--- Supplied material ---
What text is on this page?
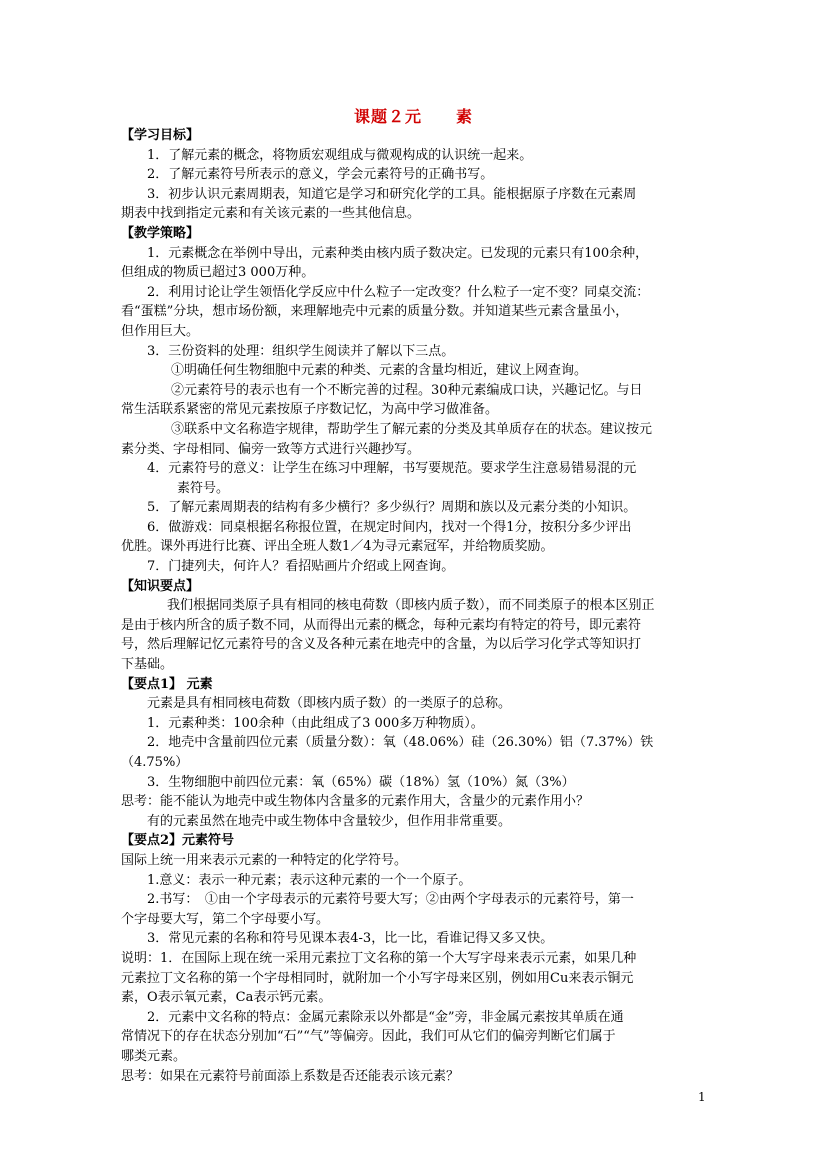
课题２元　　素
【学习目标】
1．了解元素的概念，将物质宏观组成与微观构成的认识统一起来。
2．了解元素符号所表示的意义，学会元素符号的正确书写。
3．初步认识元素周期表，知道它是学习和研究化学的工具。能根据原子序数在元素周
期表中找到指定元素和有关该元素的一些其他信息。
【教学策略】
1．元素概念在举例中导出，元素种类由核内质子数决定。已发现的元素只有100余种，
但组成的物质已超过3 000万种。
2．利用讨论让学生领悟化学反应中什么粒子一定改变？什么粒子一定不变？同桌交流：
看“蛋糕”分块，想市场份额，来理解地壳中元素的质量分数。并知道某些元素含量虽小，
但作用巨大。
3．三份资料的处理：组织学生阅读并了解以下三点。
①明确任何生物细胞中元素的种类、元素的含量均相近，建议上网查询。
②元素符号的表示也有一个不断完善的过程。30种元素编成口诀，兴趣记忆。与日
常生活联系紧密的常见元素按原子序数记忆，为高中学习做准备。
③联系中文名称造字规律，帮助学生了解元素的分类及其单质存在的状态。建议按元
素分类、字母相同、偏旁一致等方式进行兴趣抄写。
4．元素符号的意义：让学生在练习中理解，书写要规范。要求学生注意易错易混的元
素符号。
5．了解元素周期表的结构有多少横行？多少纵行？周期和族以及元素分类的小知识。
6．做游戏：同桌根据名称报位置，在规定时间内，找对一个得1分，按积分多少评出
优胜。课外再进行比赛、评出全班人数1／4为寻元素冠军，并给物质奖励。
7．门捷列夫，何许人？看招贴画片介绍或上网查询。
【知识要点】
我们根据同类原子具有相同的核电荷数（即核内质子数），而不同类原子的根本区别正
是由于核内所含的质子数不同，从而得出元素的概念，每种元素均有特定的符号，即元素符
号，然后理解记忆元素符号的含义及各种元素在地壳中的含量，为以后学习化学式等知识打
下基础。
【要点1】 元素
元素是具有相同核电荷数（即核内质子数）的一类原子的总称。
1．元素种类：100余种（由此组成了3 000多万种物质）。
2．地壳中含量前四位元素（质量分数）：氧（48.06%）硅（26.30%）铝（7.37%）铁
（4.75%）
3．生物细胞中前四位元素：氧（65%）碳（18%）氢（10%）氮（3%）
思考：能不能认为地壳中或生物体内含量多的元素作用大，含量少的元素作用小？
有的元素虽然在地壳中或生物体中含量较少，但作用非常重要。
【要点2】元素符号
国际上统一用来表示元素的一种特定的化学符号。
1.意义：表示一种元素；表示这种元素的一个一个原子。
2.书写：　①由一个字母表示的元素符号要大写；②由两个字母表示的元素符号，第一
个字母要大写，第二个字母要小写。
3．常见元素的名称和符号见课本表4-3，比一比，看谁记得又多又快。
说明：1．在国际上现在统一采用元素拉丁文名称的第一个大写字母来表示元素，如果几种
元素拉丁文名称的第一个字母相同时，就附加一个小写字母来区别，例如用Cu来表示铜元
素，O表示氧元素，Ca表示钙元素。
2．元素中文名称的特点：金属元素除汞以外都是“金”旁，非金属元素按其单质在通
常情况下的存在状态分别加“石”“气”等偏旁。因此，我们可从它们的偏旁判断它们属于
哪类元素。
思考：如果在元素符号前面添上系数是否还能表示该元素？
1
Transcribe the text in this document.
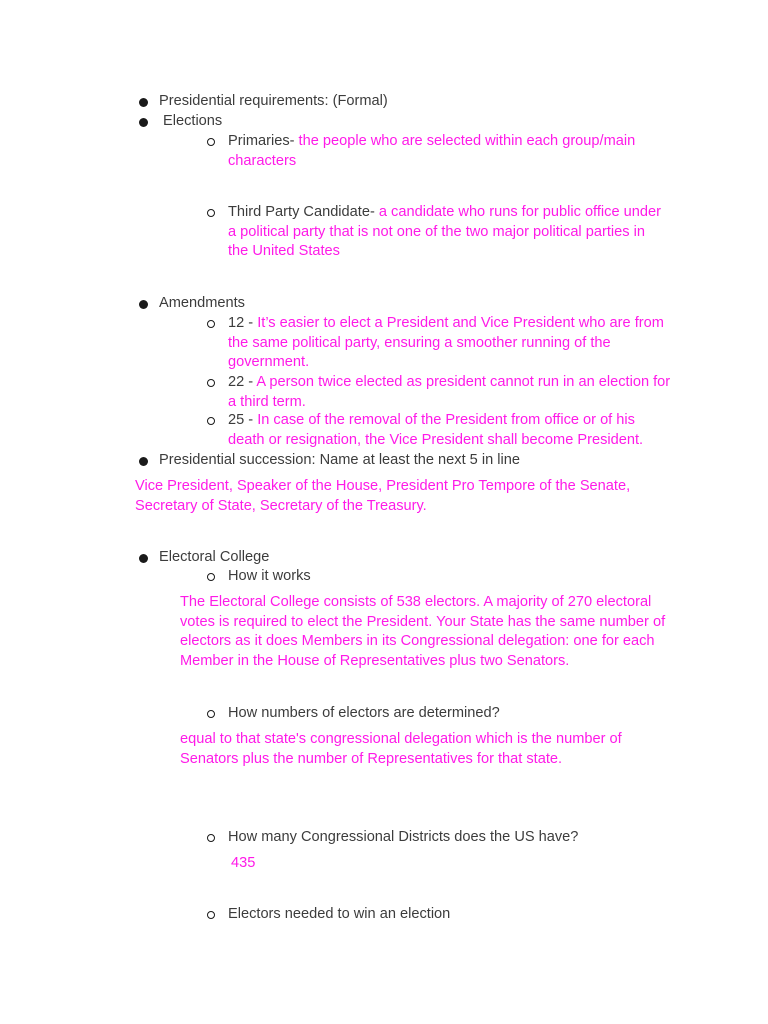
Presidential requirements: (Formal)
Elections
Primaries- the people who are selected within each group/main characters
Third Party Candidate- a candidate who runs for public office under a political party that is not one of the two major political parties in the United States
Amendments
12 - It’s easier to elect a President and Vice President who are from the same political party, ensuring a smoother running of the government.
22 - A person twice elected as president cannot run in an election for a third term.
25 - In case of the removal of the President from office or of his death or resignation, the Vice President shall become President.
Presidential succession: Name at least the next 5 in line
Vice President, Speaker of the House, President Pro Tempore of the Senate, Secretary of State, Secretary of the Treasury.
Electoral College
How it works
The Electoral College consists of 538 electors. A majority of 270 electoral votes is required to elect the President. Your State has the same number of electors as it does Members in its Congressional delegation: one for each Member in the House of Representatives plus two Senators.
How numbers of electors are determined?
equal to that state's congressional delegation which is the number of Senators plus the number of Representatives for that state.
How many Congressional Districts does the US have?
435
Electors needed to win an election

==

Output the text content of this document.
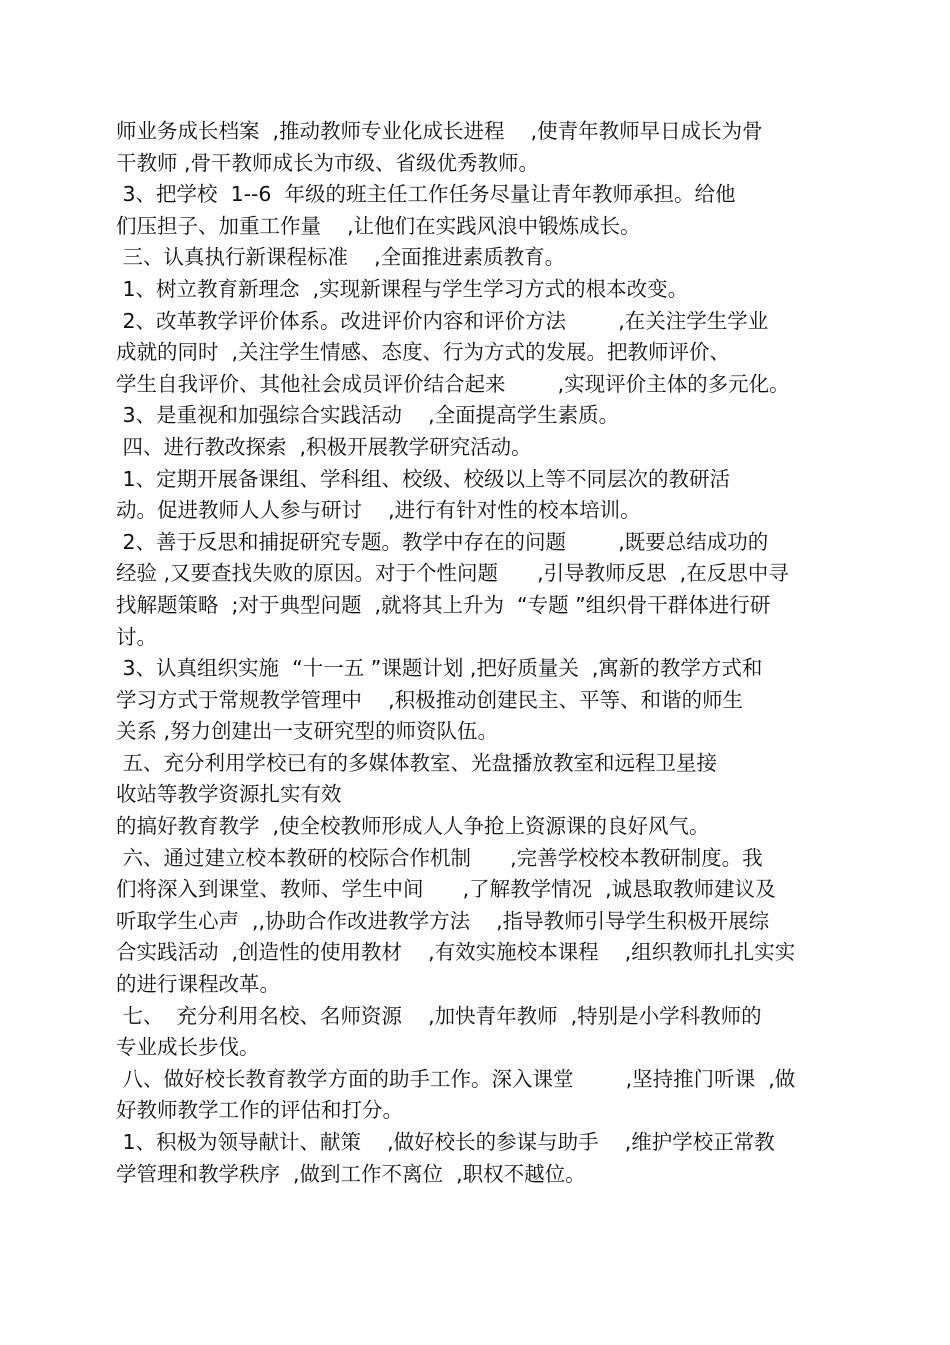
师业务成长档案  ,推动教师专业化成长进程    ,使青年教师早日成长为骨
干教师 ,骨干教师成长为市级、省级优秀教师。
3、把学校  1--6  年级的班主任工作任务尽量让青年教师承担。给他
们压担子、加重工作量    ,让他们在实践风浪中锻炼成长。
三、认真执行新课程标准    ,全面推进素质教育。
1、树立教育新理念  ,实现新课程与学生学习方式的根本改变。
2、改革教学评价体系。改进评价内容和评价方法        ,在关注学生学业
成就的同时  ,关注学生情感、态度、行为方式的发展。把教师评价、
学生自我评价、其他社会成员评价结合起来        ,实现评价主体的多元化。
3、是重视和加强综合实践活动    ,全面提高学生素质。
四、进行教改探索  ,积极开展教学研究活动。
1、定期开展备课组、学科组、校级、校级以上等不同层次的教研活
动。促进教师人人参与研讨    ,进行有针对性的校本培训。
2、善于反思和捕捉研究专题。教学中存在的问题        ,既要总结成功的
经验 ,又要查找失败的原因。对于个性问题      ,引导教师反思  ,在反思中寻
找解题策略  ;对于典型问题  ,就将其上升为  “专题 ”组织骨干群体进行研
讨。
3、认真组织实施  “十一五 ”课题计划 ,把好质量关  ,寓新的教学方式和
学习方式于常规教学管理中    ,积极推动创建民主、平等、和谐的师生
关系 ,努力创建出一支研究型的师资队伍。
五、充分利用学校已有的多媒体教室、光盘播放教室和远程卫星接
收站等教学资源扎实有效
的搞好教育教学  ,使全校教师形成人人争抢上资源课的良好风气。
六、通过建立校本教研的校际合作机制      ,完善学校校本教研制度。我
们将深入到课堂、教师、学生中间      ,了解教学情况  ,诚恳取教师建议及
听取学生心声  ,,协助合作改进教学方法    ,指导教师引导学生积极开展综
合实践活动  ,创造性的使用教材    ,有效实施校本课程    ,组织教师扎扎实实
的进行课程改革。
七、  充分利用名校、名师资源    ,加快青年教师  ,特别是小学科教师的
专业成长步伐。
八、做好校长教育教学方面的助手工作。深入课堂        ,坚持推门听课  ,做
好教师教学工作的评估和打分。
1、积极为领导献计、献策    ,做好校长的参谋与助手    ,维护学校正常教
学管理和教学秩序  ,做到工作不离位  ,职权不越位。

--- Job ---
Using the data above, copy each line that contains "political".

--- Output below ---
Third Party Candidate- a candidate who runs for public office under a political party that is not one of the two major political parties in the United States
12 - It’s easier to elect a President and Vice President who are from the same political party, ensuring a smoother running of the government.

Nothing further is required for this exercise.